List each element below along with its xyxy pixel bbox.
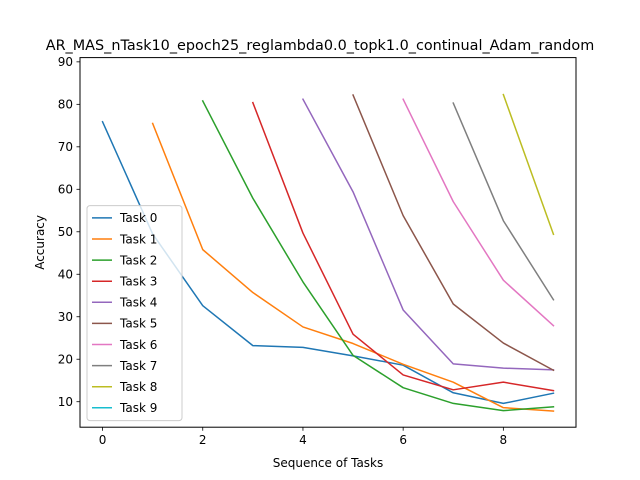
x-tick-label: 6 bbox=[399, 433, 407, 447]
legend-label-task-9: Task 9 bbox=[119, 401, 157, 415]
x-tick-label: 4 bbox=[299, 433, 307, 447]
series-line-task-6 bbox=[402, 98, 555, 327]
series-line-task-1 bbox=[151, 122, 555, 412]
y-tick-label: 20 bbox=[58, 353, 73, 367]
y-tick-label: 30 bbox=[58, 310, 73, 324]
plot-frame bbox=[79, 57, 577, 428]
x-tick-label: 8 bbox=[500, 433, 508, 447]
series-line-task-8 bbox=[502, 93, 555, 236]
series-line-task-7 bbox=[452, 102, 555, 301]
legend: Task 0 Task 1 Task 2 Task 3 Task 4 Task 5 Task… bbox=[86, 205, 183, 422]
series-line-task-4 bbox=[301, 98, 555, 371]
legend-label-task-7: Task 7 bbox=[119, 359, 157, 373]
x-tick-label: 2 bbox=[199, 433, 207, 447]
legend-label-task-4: Task 4 bbox=[119, 296, 157, 310]
x-axis-label: Sequence of Tasks bbox=[273, 456, 384, 470]
y-tick-label: 90 bbox=[58, 55, 73, 69]
legend-label-task-2: Task 2 bbox=[119, 253, 157, 267]
y-axis-label: Accuracy bbox=[33, 215, 47, 270]
y-tick-label: 80 bbox=[58, 98, 73, 112]
x-tick-label: 0 bbox=[99, 433, 107, 447]
legend-label-task-1: Task 1 bbox=[119, 232, 157, 246]
y-tick-label: 50 bbox=[58, 225, 73, 239]
chart-title: AR_MAS_nTask10_epoch25_reglambda0.0_topk… bbox=[46, 38, 595, 54]
legend-label-task-0: Task 0 bbox=[119, 211, 157, 225]
series-line-task-3 bbox=[251, 101, 555, 392]
legend-label-task-5: Task 5 bbox=[119, 317, 157, 331]
y-tick-label: 70 bbox=[58, 140, 73, 154]
legend-label-task-6: Task 6 bbox=[119, 338, 157, 352]
series-line-task-5 bbox=[352, 93, 555, 372]
y-tick-label: 40 bbox=[58, 268, 73, 282]
series-line-task-2 bbox=[201, 99, 555, 412]
legend-label-task-3: Task 3 bbox=[119, 275, 157, 289]
y-tick-label: 60 bbox=[58, 183, 73, 197]
axes-layer: 0 2 4 6 8 10 20 30 40 50 60 70 80 90 bbox=[58, 55, 507, 447]
y-tick-label: 10 bbox=[58, 395, 73, 409]
legend-label-task-8: Task 8 bbox=[119, 380, 157, 394]
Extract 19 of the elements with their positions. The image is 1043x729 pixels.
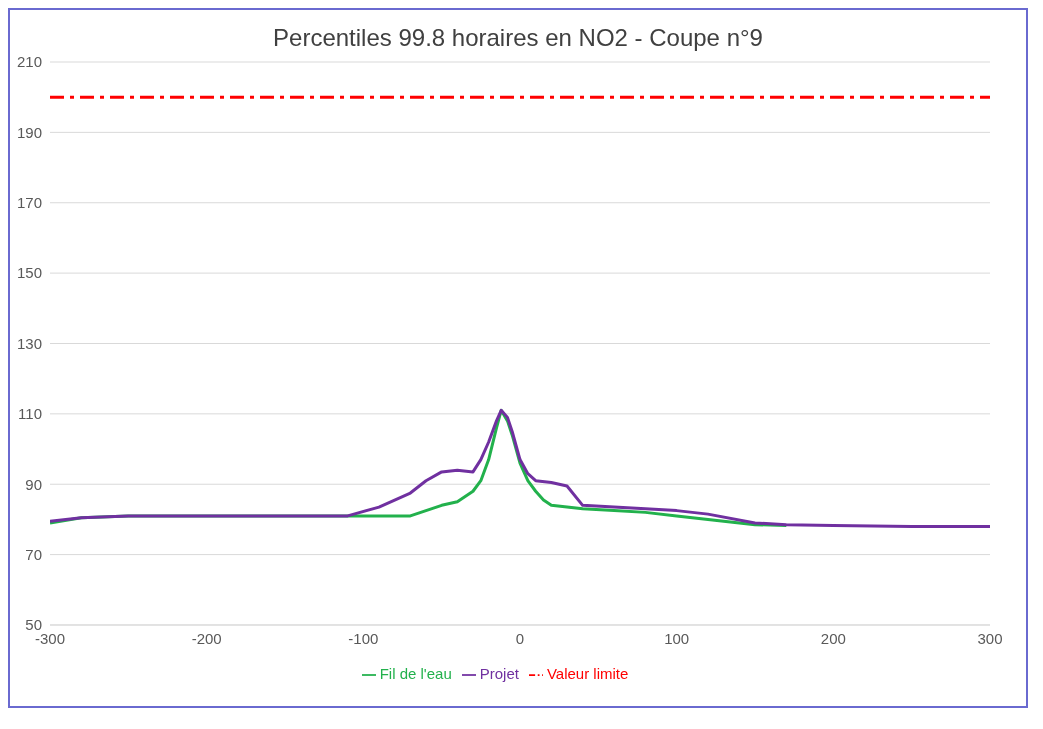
chart-title: Percentiles 99.8 horaires en NO2 - Coupe n°9 [272, 24, 764, 52]
x-tick-label: -200 [191, 629, 222, 647]
y-tick-label: 130 [16, 334, 42, 352]
x-tick-label: 100 [664, 629, 690, 647]
legend-label: Valeur limite [546, 664, 629, 682]
legend-label: Fil de l'eau [379, 664, 452, 682]
y-tick-label: 210 [16, 53, 42, 71]
y-tick-label: 110 [18, 405, 42, 423]
y-tick-label: 70 [25, 545, 42, 563]
x-tick-label: 300 [977, 629, 1003, 647]
x-tick-label: 0 [515, 629, 525, 647]
line-series [50, 408, 990, 528]
x-tick-label: -100 [348, 629, 379, 647]
y-tick-label: 150 [16, 264, 42, 282]
y-tick-label: 170 [16, 194, 42, 212]
y-tick-label: 190 [16, 123, 42, 141]
x-tick-label: 200 [820, 629, 846, 647]
y-tick-label: 90 [25, 475, 42, 493]
legend-label: Projet [479, 664, 519, 682]
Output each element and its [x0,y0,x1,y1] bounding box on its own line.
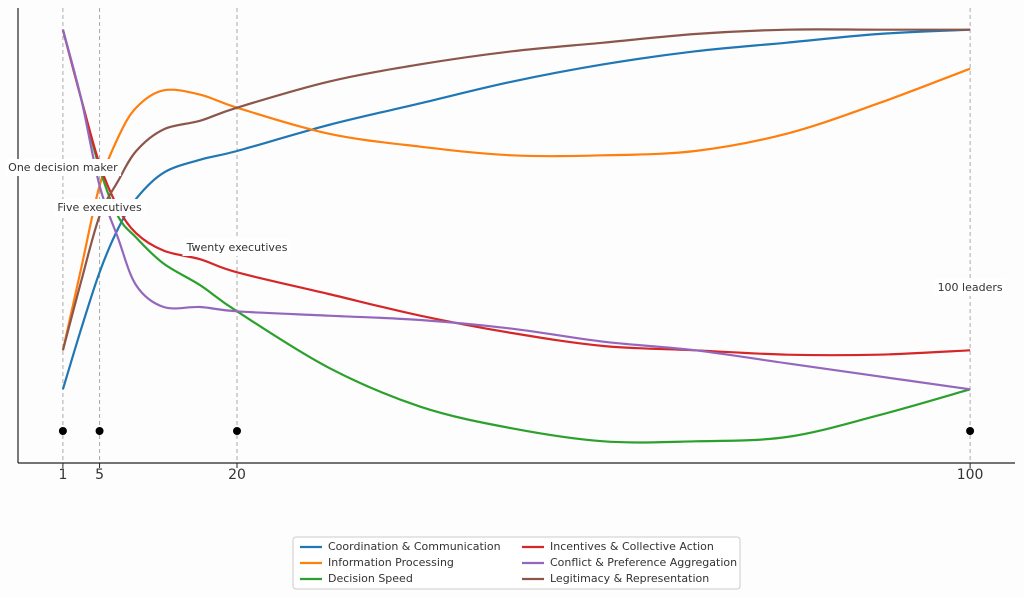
legend-label: Decision Speed [328,572,413,585]
annotation-label: Twenty executives [186,241,288,254]
legend: Coordination & Communication Information … [292,536,741,590]
annotation-dot [95,427,104,435]
series-line [61,67,971,351]
annotation-dot [233,427,242,435]
series-line [61,29,971,391]
annotation-dot [58,427,67,435]
annotation-label-bg [182,239,291,256]
annotation-label: One decision maker [8,161,118,174]
legend-box [292,536,741,590]
series-line [61,28,971,351]
annotation-label-bg [934,279,1006,296]
annotation-label-bg [54,199,145,216]
annotation-label: 100 leaders [938,281,1003,294]
legend-label: Incentives & Collective Action [550,540,714,553]
x-tick-label: 5 [95,467,104,483]
series-line [61,29,971,444]
legend-label: Coordination & Communication [328,540,501,553]
legend-label: Conflict & Preference Aggregation [550,556,737,569]
x-tick-label: 1 [58,467,67,483]
legend-label: Information Processing [328,556,454,569]
legend-label: Legitimacy & Representation [550,572,709,585]
annotation-label: Five executives [57,201,142,214]
x-tick-label: 20 [228,467,246,483]
annotation-label-bg [5,159,122,176]
series-line [61,28,971,390]
annotation-dot [966,427,975,435]
x-tick-label: 100 [957,467,984,483]
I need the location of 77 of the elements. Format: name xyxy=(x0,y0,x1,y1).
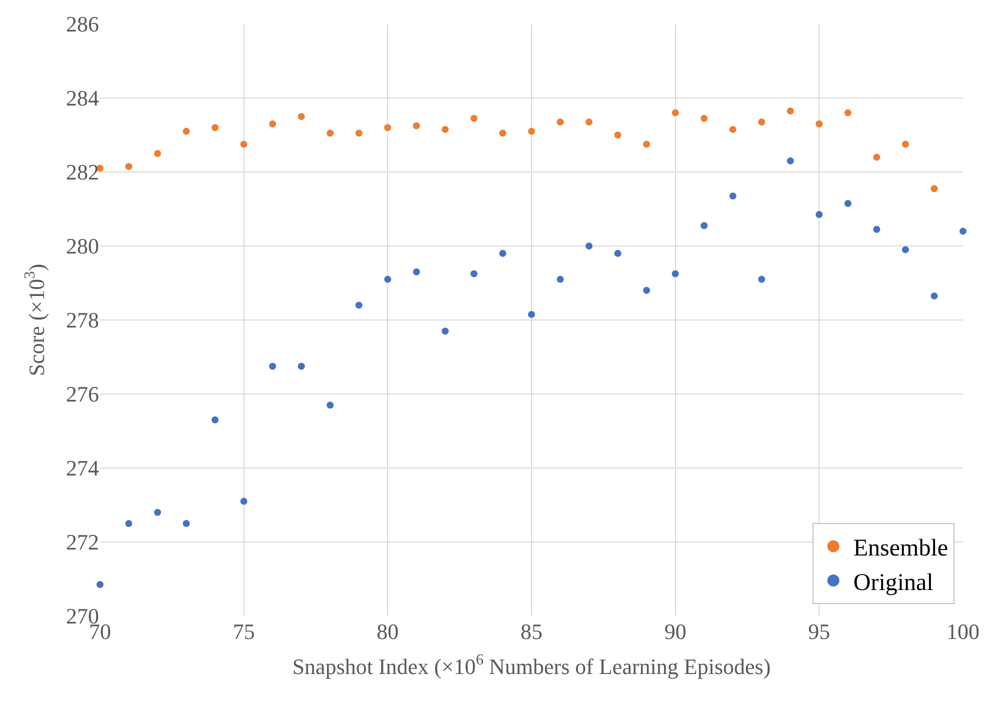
point xyxy=(700,114,708,122)
point xyxy=(240,140,248,148)
y-tick-label: 284 xyxy=(66,86,99,111)
point xyxy=(154,508,162,516)
point xyxy=(269,362,276,370)
x-tick-label: 95 xyxy=(808,619,830,644)
point xyxy=(786,107,794,114)
point xyxy=(182,520,190,527)
x-tick-label: 75 xyxy=(232,619,255,644)
point xyxy=(470,114,478,122)
point xyxy=(326,402,334,409)
point xyxy=(643,140,650,148)
y-tick-label: 272 xyxy=(66,530,99,555)
point xyxy=(528,310,535,318)
point xyxy=(902,246,909,254)
legend-label: Ensemble xyxy=(853,536,948,562)
point xyxy=(442,126,449,133)
point xyxy=(212,124,219,132)
point xyxy=(125,162,132,170)
point xyxy=(614,132,622,138)
point xyxy=(930,185,938,192)
point xyxy=(643,286,650,294)
point xyxy=(930,292,938,300)
point xyxy=(384,276,392,283)
point xyxy=(729,192,736,200)
point xyxy=(298,362,305,370)
point xyxy=(816,120,823,128)
x-axis-title: Snapshot Index (×10$^{6}$ Numbers of Learning Episodes) xyxy=(292,652,771,679)
point xyxy=(873,154,880,161)
point xyxy=(384,124,392,132)
point xyxy=(442,328,449,335)
point xyxy=(355,130,362,137)
point xyxy=(586,242,593,250)
x-tick-label: 85 xyxy=(520,619,542,644)
point xyxy=(844,109,852,116)
point xyxy=(269,120,276,128)
y-tick-label: 286 xyxy=(66,12,99,37)
point xyxy=(672,109,679,116)
x-tick-label: 80 xyxy=(376,619,399,644)
point xyxy=(499,250,506,257)
point xyxy=(816,211,823,218)
point xyxy=(528,128,535,135)
y-tick-label: 278 xyxy=(66,308,99,333)
y-tick-label: 276 xyxy=(66,382,99,407)
point xyxy=(499,130,506,137)
point xyxy=(758,118,766,126)
point xyxy=(298,113,305,120)
point xyxy=(326,130,334,137)
x-tick-label: 90 xyxy=(664,619,686,644)
point xyxy=(182,128,190,135)
point xyxy=(355,302,362,309)
y-tick-label: 274 xyxy=(66,456,99,481)
point xyxy=(729,126,736,133)
point xyxy=(960,228,966,235)
point xyxy=(672,270,679,278)
point xyxy=(240,498,248,505)
y-tick-label: 280 xyxy=(66,234,99,259)
point xyxy=(470,270,478,278)
point xyxy=(844,200,852,207)
point xyxy=(412,268,420,276)
point xyxy=(125,520,132,527)
legend-label: Original xyxy=(853,570,934,596)
x-tick-label: 100 xyxy=(946,619,980,644)
point xyxy=(758,276,766,283)
point xyxy=(902,140,909,148)
point xyxy=(154,150,162,157)
point xyxy=(586,118,593,126)
point xyxy=(873,226,880,233)
point xyxy=(96,581,104,588)
point xyxy=(556,276,564,283)
point xyxy=(614,250,622,257)
point xyxy=(556,118,564,126)
point xyxy=(700,222,708,230)
point xyxy=(212,416,219,424)
point xyxy=(786,157,794,164)
point xyxy=(412,122,420,130)
y-tick-label: 282 xyxy=(66,160,99,185)
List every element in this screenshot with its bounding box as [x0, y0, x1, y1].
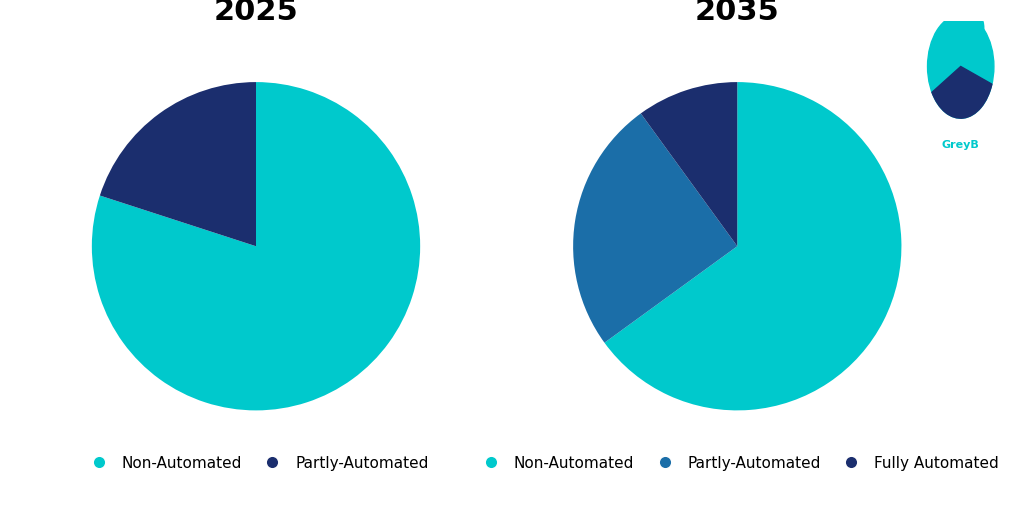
Wedge shape — [932, 67, 992, 118]
Wedge shape — [604, 82, 901, 410]
Wedge shape — [641, 82, 737, 246]
Wedge shape — [573, 113, 737, 343]
Title: 2035: 2035 — [695, 0, 779, 26]
Legend: Non-Automated, Partly-Automated: Non-Automated, Partly-Automated — [77, 449, 435, 477]
Wedge shape — [100, 82, 256, 246]
Wedge shape — [92, 82, 420, 410]
Title: 2025: 2025 — [214, 0, 298, 26]
Circle shape — [964, 12, 984, 44]
Circle shape — [928, 15, 994, 118]
Text: GreyB: GreyB — [942, 141, 980, 150]
Legend: Non-Automated, Partly-Automated, Fully Automated: Non-Automated, Partly-Automated, Fully A… — [469, 449, 1006, 477]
::::::::
PROMPT: Starting at the line that contains "Wedge shape — [932, 67, 992, 118]" and continuing through the last line above, convert those lines into a Markdown table with the columns Row and Line. Omit any blank lines.

COMPLETED TASK:
| Row | Line |
|---|---|
| 1 | Wedge shape — [932, 67, 992, 118] |
| 2 | Wedge shape — [604, 82, 901, 410] |
| 3 | Wedge shape — [641, 82, 737, 246] |
| 4 | Wedge shape — [573, 113, 737, 343] |
| 5 | Title: 2035: 2035 — [695, 0, 779, 26] |
| 6 | Legend: Non-Automated, Partly-Automated: Non-Automated, Partly-Automated — [77, 449, 435, 477] |
| 7 | Wedge shape — [100, 82, 256, 246] |
| 8 | Wedge shape — [92, 82, 420, 410] |
| 9 | Title: 2025: 2025 — [214, 0, 298, 26] |
| 10 | Circle shape — [964, 12, 984, 44] |
| 11 | Circle shape — [928, 15, 994, 118] |
| 12 | Text: GreyB: GreyB — [942, 141, 980, 150] |
| 13 | Legend: Non-Automated, Partly-Automated, Fully Automated: Non-Automated, Partly-Automated, Fully A… — [469, 449, 1006, 477] |